INFORMATION PROVIDED:

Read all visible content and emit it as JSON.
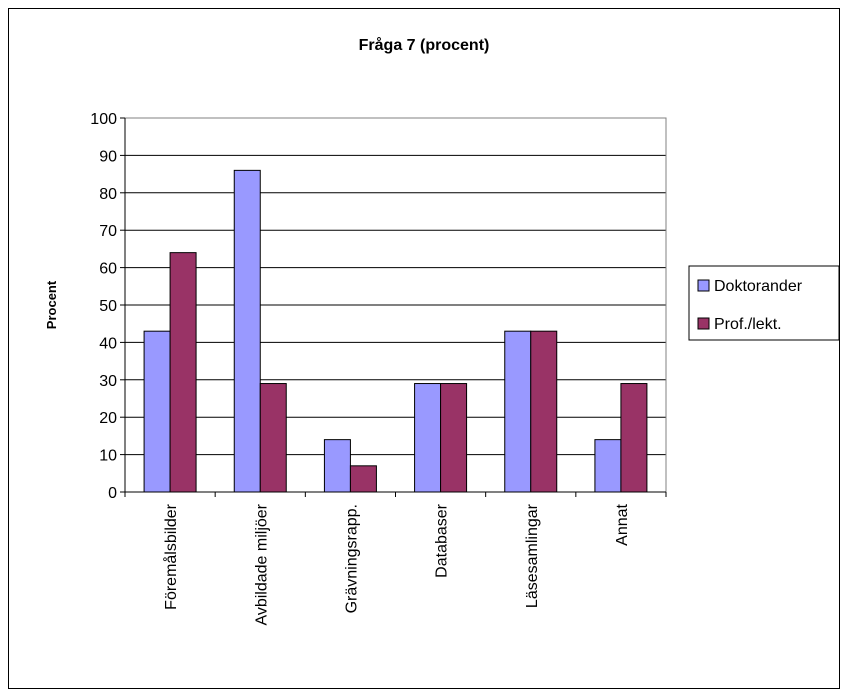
{
  "chart_data": {
    "type": "bar",
    "title": "Fråga 7 (procent)",
    "ylabel": "Procent",
    "xlabel": "",
    "ylim": [
      0,
      100
    ],
    "yticks": [
      0,
      10,
      20,
      30,
      40,
      50,
      60,
      70,
      80,
      90,
      100
    ],
    "grid": true,
    "legend_position": "right",
    "categories": [
      "Föremålsbilder",
      "Avbildade miljöer",
      "Grävningsrapp.",
      "Databaser",
      "Läsesamlingar",
      "Annat"
    ],
    "series": [
      {
        "name": "Doktorander",
        "color": "#9999ff",
        "values": [
          43,
          86,
          14,
          29,
          43,
          14
        ]
      },
      {
        "name": "Prof./lekt.",
        "color": "#993366",
        "values": [
          64,
          29,
          7,
          29,
          43,
          29
        ]
      }
    ]
  }
}
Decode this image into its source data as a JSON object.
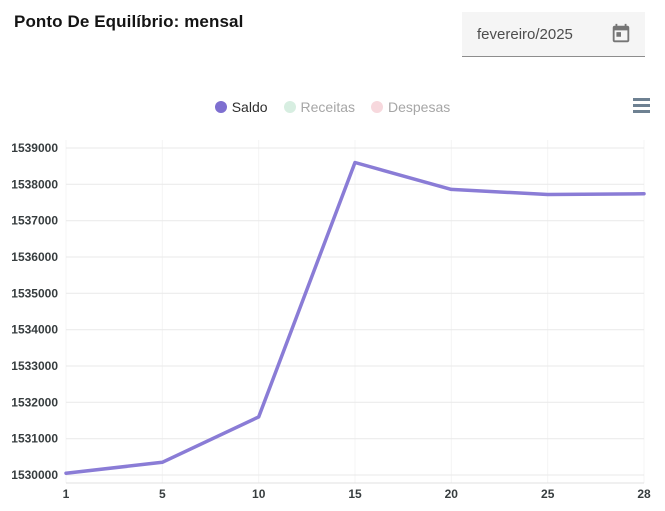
{
  "header": {
    "title": "Ponto De Equilíbrio: mensal",
    "date_picker": {
      "value": "fevereiro/2025",
      "icon": "calendar-icon"
    }
  },
  "toolbar": {
    "menu_icon": "hamburger-menu-icon"
  },
  "legend": {
    "position": "top",
    "items": [
      {
        "label": "Saldo",
        "color": "#7e6fd0",
        "active": true
      },
      {
        "label": "Receitas",
        "color": "#d7eee1",
        "active": false
      },
      {
        "label": "Despesas",
        "color": "#f7d8dd",
        "active": false
      }
    ]
  },
  "chart_data": {
    "type": "line",
    "title": "Ponto De Equilíbrio: mensal",
    "xlabel": "",
    "ylabel": "",
    "x": [
      1,
      5,
      10,
      15,
      20,
      25,
      28
    ],
    "x_even_spacing": true,
    "series": [
      {
        "name": "Saldo",
        "color": "#8a7cd6",
        "values": [
          1530050,
          1530350,
          1531600,
          1538600,
          1537860,
          1537720,
          1537740
        ]
      }
    ],
    "hidden_series": [
      "Receitas",
      "Despesas"
    ],
    "yticks": [
      1530000,
      1531000,
      1532000,
      1533000,
      1534000,
      1535000,
      1536000,
      1537000,
      1538000,
      1539000
    ],
    "ylim": [
      1529780,
      1539220
    ],
    "grid": true,
    "legend_position": "top"
  },
  "colors": {
    "accent_saldo": "#7e6fd0",
    "line_stroke": "#8a7cd6",
    "grid_horizontal": "#e9e9e9",
    "grid_vertical": "#f4f4f4",
    "axis_border": "#e0e0e0",
    "axis_label": "#373d3f",
    "menu_icon": "#6e8192",
    "datepicker_bg": "#f5f5f5"
  }
}
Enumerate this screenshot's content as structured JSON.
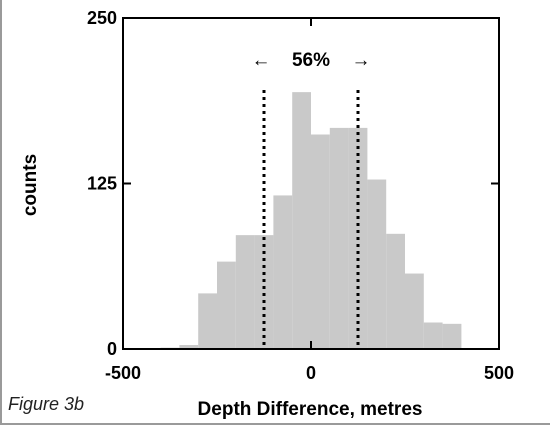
{
  "figure_label": "Figure 3b",
  "chart_data": {
    "type": "bar",
    "xlabel": "Depth Difference, metres",
    "ylabel": "counts",
    "xlim": [
      -500,
      500
    ],
    "ylim": [
      0,
      250
    ],
    "x_ticks": [
      -500,
      0,
      500
    ],
    "y_ticks": [
      0,
      125,
      250
    ],
    "bin_width": 50,
    "bins": [
      {
        "x0": -400,
        "x1": -350,
        "count": 1
      },
      {
        "x0": -350,
        "x1": -300,
        "count": 3
      },
      {
        "x0": -300,
        "x1": -250,
        "count": 42
      },
      {
        "x0": -250,
        "x1": -200,
        "count": 66
      },
      {
        "x0": -200,
        "x1": -150,
        "count": 86
      },
      {
        "x0": -150,
        "x1": -100,
        "count": 86
      },
      {
        "x0": -100,
        "x1": -50,
        "count": 116
      },
      {
        "x0": -50,
        "x1": 0,
        "count": 194
      },
      {
        "x0": 0,
        "x1": 50,
        "count": 162
      },
      {
        "x0": 50,
        "x1": 100,
        "count": 167
      },
      {
        "x0": 100,
        "x1": 150,
        "count": 167
      },
      {
        "x0": 150,
        "x1": 200,
        "count": 128
      },
      {
        "x0": 200,
        "x1": 250,
        "count": 87
      },
      {
        "x0": 250,
        "x1": 300,
        "count": 57
      },
      {
        "x0": 300,
        "x1": 350,
        "count": 20
      },
      {
        "x0": 350,
        "x1": 400,
        "count": 19
      }
    ],
    "reference_lines": [
      -125,
      125
    ],
    "annotation": {
      "text": "56%",
      "left_arrow": "←",
      "right_arrow": "→"
    },
    "bar_color": "#c9c9c9",
    "grid": false
  }
}
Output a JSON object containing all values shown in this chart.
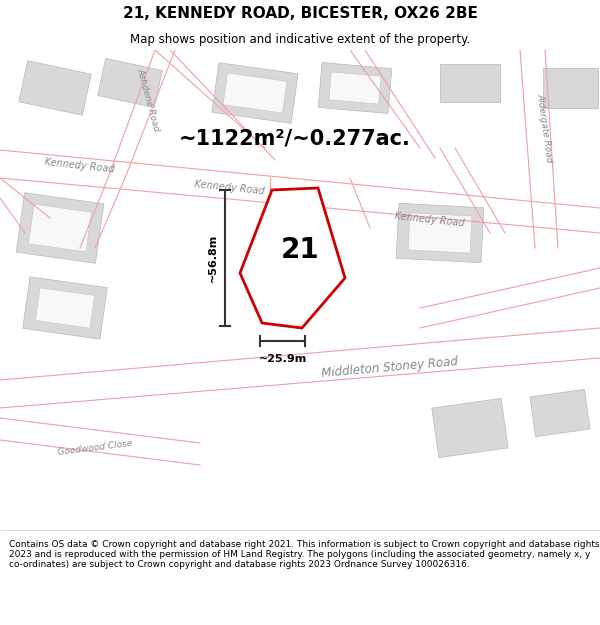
{
  "title": "21, KENNEDY ROAD, BICESTER, OX26 2BE",
  "subtitle": "Map shows position and indicative extent of the property.",
  "footer": "Contains OS data © Crown copyright and database right 2021. This information is subject to Crown copyright and database rights 2023 and is reproduced with the permission of HM Land Registry. The polygons (including the associated geometry, namely x, y co-ordinates) are subject to Crown copyright and database rights 2023 Ordnance Survey 100026316.",
  "area_label": "~1122m²/~0.277ac.",
  "number_label": "21",
  "height_label": "~56.8m",
  "width_label": "~25.9m",
  "map_bg": "#ffffff",
  "plot_edge_color": "#cc0000",
  "plot_fill": "#ffffff",
  "building_color": "#d8d8d8",
  "building_edge_color": "#b8b8b8",
  "road_line_color": "#f0a0a0",
  "road_label_color": "#888888",
  "dim_line_color": "#333333",
  "title_fontsize": 11,
  "subtitle_fontsize": 8.5,
  "footer_fontsize": 6.5,
  "area_fontsize": 15,
  "number_fontsize": 20,
  "dim_fontsize": 8,
  "road_name_fontsize": 7
}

EXERCISE REQUIREMENTS: Quote the entries above word for word. Leave the images out.

COMPLETE ANSWER:
Read all visible content and emit it as JSON.
{
  "chart_data": {
    "type": "bar",
    "title": "Fråga 7 (procent)",
    "ylabel": "Procent",
    "xlabel": "",
    "ylim": [
      0,
      100
    ],
    "yticks": [
      0,
      10,
      20,
      30,
      40,
      50,
      60,
      70,
      80,
      90,
      100
    ],
    "grid": true,
    "legend_position": "right",
    "categories": [
      "Föremålsbilder",
      "Avbildade miljöer",
      "Grävningsrapp.",
      "Databaser",
      "Läsesamlingar",
      "Annat"
    ],
    "series": [
      {
        "name": "Doktorander",
        "color": "#9999ff",
        "values": [
          43,
          86,
          14,
          29,
          43,
          14
        ]
      },
      {
        "name": "Prof./lekt.",
        "color": "#993366",
        "values": [
          64,
          29,
          7,
          29,
          43,
          29
        ]
      }
    ]
  }
}
Decode this image into its source data as a JSON object.
{
  "header": {
    "title": "Ponto De Equilíbrio: mensal",
    "date_picker": {
      "value": "fevereiro/2025",
      "icon": "calendar-icon"
    }
  },
  "toolbar": {
    "menu_icon": "hamburger-menu-icon"
  },
  "legend": {
    "position": "top",
    "items": [
      {
        "label": "Saldo",
        "color": "#7e6fd0",
        "active": true
      },
      {
        "label": "Receitas",
        "color": "#d7eee1",
        "active": false
      },
      {
        "label": "Despesas",
        "color": "#f7d8dd",
        "active": false
      }
    ]
  },
  "chart_data": {
    "type": "line",
    "title": "Ponto De Equilíbrio: mensal",
    "xlabel": "",
    "ylabel": "",
    "x": [
      1,
      5,
      10,
      15,
      20,
      25,
      28
    ],
    "x_even_spacing": true,
    "series": [
      {
        "name": "Saldo",
        "color": "#8a7cd6",
        "values": [
          1530050,
          1530350,
          1531600,
          1538600,
          1537860,
          1537720,
          1537740
        ]
      }
    ],
    "hidden_series": [
      "Receitas",
      "Despesas"
    ],
    "yticks": [
      1530000,
      1531000,
      1532000,
      1533000,
      1534000,
      1535000,
      1536000,
      1537000,
      1538000,
      1539000
    ],
    "ylim": [
      1529780,
      1539220
    ],
    "grid": true,
    "legend_position": "top"
  },
  "colors": {
    "accent_saldo": "#7e6fd0",
    "line_stroke": "#8a7cd6",
    "grid_horizontal": "#e9e9e9",
    "grid_vertical": "#f4f4f4",
    "axis_border": "#e0e0e0",
    "axis_label": "#373d3f",
    "menu_icon": "#6e8192",
    "datepicker_bg": "#f5f5f5"
  }
}
Enumerate this screenshot's content as structured JSON.
{
  "figure_label": "Figure 3b",
  "chart_data": {
    "type": "bar",
    "xlabel": "Depth Difference, metres",
    "ylabel": "counts",
    "xlim": [
      -500,
      500
    ],
    "ylim": [
      0,
      250
    ],
    "x_ticks": [
      -500,
      0,
      500
    ],
    "y_ticks": [
      0,
      125,
      250
    ],
    "bin_width": 50,
    "bins": [
      {
        "x0": -400,
        "x1": -350,
        "count": 1
      },
      {
        "x0": -350,
        "x1": -300,
        "count": 3
      },
      {
        "x0": -300,
        "x1": -250,
        "count": 42
      },
      {
        "x0": -250,
        "x1": -200,
        "count": 66
      },
      {
        "x0": -200,
        "x1": -150,
        "count": 86
      },
      {
        "x0": -150,
        "x1": -100,
        "count": 86
      },
      {
        "x0": -100,
        "x1": -50,
        "count": 116
      },
      {
        "x0": -50,
        "x1": 0,
        "count": 194
      },
      {
        "x0": 0,
        "x1": 50,
        "count": 162
      },
      {
        "x0": 50,
        "x1": 100,
        "count": 167
      },
      {
        "x0": 100,
        "x1": 150,
        "count": 167
      },
      {
        "x0": 150,
        "x1": 200,
        "count": 128
      },
      {
        "x0": 200,
        "x1": 250,
        "count": 87
      },
      {
        "x0": 250,
        "x1": 300,
        "count": 57
      },
      {
        "x0": 300,
        "x1": 350,
        "count": 20
      },
      {
        "x0": 350,
        "x1": 400,
        "count": 19
      }
    ],
    "reference_lines": [
      -125,
      125
    ],
    "annotation": {
      "text": "56%",
      "left_arrow": "←",
      "right_arrow": "→"
    },
    "bar_color": "#c9c9c9",
    "grid": false
  }
}
Output a JSON object containing all values shown in this chart.
{
  "title": "21, KENNEDY ROAD, BICESTER, OX26 2BE",
  "subtitle": "Map shows position and indicative extent of the property.",
  "footer": "Contains OS data © Crown copyright and database right 2021. This information is subject to Crown copyright and database rights 2023 and is reproduced with the permission of HM Land Registry. The polygons (including the associated geometry, namely x, y co-ordinates) are subject to Crown copyright and database rights 2023 Ordnance Survey 100026316.",
  "area_label": "~1122m²/~0.277ac.",
  "number_label": "21",
  "height_label": "~56.8m",
  "width_label": "~25.9m",
  "map_bg": "#ffffff",
  "plot_edge_color": "#cc0000",
  "plot_fill": "#ffffff",
  "building_color": "#d8d8d8",
  "building_edge_color": "#b8b8b8",
  "road_line_color": "#f0a0a0",
  "road_label_color": "#888888",
  "dim_line_color": "#333333",
  "title_fontsize": 11,
  "subtitle_fontsize": 8.5,
  "footer_fontsize": 6.5,
  "area_fontsize": 15,
  "number_fontsize": 20,
  "dim_fontsize": 8,
  "road_name_fontsize": 7
}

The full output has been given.